WHAT NEEDS TO BE DONE:
Every line in the entries where "Copy" is found should be copied.

Dataset rows about figures:
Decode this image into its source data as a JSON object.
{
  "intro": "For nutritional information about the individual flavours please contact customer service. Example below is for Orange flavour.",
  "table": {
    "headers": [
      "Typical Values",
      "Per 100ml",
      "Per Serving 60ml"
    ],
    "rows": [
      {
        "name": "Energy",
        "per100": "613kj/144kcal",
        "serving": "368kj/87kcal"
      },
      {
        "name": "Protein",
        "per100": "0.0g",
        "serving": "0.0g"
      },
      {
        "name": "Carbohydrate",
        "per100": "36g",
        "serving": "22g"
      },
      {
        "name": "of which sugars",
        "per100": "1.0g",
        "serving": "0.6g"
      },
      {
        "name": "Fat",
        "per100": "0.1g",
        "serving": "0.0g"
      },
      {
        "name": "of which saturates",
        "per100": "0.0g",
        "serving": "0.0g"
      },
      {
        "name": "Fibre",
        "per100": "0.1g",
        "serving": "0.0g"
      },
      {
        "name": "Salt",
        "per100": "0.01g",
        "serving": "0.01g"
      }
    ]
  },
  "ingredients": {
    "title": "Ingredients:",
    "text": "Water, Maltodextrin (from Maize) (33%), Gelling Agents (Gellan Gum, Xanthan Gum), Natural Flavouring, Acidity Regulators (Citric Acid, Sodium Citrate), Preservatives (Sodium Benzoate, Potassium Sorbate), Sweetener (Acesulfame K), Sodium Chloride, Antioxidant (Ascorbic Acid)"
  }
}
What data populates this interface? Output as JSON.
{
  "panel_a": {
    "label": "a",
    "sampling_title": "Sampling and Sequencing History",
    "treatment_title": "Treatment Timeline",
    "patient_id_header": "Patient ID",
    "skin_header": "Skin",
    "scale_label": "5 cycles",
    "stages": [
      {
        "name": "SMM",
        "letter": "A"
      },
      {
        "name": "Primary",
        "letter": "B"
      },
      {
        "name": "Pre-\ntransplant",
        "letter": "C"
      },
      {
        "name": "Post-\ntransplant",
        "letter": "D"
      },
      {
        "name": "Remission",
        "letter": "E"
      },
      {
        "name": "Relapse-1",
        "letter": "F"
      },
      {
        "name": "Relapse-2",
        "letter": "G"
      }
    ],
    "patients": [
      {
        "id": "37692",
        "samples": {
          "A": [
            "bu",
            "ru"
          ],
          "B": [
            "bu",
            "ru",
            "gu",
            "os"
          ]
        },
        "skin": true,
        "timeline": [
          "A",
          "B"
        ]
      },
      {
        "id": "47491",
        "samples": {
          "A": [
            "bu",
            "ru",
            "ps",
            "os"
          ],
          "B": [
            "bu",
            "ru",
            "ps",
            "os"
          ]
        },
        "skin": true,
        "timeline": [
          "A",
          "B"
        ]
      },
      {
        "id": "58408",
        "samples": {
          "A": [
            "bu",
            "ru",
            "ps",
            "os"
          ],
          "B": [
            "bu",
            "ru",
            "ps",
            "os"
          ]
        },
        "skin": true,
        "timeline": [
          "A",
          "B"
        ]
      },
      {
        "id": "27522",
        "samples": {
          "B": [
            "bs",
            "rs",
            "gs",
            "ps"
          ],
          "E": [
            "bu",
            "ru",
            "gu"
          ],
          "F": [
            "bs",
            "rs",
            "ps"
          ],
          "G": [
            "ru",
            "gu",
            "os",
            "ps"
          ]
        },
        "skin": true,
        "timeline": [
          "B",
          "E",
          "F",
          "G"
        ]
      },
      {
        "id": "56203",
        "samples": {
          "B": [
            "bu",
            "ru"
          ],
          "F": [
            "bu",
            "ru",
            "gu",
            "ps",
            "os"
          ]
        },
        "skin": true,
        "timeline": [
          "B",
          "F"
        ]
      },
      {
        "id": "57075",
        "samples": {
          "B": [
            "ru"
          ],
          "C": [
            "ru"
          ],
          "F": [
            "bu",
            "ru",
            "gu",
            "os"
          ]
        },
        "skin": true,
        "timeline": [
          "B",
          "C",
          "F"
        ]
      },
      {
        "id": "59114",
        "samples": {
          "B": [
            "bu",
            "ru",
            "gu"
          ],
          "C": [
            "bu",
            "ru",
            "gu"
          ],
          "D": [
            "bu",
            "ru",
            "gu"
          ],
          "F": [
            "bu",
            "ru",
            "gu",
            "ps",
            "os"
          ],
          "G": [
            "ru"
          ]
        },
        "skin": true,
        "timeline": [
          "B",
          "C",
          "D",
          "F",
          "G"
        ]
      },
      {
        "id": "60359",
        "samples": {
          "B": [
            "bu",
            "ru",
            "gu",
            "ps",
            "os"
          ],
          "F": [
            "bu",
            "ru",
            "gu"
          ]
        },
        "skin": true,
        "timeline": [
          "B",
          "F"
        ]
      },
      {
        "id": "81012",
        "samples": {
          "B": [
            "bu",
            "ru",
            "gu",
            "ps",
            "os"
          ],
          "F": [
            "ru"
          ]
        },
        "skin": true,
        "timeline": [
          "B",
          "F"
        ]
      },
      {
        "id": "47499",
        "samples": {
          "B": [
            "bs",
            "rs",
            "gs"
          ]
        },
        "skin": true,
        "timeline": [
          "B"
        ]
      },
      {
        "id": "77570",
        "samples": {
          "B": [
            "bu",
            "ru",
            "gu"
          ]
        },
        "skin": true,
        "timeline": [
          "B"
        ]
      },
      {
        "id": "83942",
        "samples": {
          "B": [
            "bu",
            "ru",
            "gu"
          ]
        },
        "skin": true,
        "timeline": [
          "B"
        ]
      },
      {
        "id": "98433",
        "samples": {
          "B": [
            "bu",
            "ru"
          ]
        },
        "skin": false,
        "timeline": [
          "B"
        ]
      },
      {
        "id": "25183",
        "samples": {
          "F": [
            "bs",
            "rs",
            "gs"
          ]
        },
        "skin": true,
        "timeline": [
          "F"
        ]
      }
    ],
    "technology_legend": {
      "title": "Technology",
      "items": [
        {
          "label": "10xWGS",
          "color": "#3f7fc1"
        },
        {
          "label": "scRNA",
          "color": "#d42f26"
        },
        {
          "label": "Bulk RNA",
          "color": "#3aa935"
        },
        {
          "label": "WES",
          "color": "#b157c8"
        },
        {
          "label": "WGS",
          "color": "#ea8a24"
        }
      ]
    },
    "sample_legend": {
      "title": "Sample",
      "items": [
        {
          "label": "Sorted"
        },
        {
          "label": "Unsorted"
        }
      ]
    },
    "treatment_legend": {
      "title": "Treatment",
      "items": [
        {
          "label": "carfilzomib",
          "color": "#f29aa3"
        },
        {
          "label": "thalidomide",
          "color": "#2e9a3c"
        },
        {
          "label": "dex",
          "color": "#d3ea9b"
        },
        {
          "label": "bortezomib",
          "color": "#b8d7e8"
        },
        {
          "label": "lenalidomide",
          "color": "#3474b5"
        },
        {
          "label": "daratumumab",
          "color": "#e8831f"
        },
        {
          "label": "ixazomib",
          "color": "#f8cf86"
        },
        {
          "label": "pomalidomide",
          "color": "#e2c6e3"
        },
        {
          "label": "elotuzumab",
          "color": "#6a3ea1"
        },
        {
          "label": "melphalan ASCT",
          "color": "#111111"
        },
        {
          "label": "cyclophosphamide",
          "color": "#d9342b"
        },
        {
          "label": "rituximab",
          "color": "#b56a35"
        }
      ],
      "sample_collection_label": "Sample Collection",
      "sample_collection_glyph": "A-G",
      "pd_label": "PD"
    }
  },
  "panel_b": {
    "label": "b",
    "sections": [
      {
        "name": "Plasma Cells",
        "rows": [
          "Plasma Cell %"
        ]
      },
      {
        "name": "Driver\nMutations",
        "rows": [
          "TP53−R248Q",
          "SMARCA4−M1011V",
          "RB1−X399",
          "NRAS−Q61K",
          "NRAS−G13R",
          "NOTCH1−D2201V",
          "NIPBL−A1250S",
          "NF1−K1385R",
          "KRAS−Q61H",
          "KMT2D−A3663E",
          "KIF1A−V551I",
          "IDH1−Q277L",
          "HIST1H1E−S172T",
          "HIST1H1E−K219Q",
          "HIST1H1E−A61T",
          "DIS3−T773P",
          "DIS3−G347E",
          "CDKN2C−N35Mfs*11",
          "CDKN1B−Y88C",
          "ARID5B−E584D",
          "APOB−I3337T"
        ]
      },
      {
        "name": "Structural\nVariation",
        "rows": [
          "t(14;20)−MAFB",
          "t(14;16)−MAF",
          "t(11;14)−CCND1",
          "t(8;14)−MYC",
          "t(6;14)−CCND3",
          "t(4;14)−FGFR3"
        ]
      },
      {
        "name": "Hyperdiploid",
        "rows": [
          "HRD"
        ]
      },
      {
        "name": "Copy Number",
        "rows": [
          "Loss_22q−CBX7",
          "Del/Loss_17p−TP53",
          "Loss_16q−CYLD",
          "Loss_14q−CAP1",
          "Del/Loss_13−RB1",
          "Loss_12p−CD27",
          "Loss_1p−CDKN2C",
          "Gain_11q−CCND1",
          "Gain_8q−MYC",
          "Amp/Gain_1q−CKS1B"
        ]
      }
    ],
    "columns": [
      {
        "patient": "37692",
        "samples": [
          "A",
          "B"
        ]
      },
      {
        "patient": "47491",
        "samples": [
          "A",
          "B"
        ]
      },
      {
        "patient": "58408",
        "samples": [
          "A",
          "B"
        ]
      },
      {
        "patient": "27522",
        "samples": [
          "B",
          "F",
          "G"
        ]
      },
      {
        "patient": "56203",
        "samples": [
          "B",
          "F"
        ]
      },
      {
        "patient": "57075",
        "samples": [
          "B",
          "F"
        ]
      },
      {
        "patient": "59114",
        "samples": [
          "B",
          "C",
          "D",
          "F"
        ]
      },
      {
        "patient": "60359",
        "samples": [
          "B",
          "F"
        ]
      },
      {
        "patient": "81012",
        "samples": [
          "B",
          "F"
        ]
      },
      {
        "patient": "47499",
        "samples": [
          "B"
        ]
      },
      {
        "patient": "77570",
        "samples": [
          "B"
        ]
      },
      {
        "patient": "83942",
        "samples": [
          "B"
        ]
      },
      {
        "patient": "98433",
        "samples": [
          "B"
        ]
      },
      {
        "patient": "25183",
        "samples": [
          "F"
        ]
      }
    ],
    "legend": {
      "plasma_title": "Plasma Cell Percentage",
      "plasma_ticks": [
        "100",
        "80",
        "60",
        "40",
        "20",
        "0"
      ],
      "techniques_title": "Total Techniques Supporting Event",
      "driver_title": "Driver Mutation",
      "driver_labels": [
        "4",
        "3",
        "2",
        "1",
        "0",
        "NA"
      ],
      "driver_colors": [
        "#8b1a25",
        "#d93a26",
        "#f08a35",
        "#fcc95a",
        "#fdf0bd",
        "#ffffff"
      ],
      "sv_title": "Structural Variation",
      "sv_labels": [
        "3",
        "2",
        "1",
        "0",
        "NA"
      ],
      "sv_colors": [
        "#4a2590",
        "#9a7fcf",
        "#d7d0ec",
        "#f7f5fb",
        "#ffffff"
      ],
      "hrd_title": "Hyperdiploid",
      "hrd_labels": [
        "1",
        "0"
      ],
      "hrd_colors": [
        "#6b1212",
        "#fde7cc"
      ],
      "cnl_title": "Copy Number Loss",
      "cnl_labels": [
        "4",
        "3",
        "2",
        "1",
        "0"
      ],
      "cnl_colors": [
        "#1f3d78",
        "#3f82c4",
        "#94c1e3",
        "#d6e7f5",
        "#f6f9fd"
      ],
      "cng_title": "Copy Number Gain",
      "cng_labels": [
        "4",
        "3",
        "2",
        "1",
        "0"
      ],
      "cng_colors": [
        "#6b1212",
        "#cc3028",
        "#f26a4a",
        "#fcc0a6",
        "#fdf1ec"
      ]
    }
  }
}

ANSWER BELOW:
        "name": "Copy Number",
      "cnl_title": "Copy Number Loss",
      "cng_title": "Copy Number Gain",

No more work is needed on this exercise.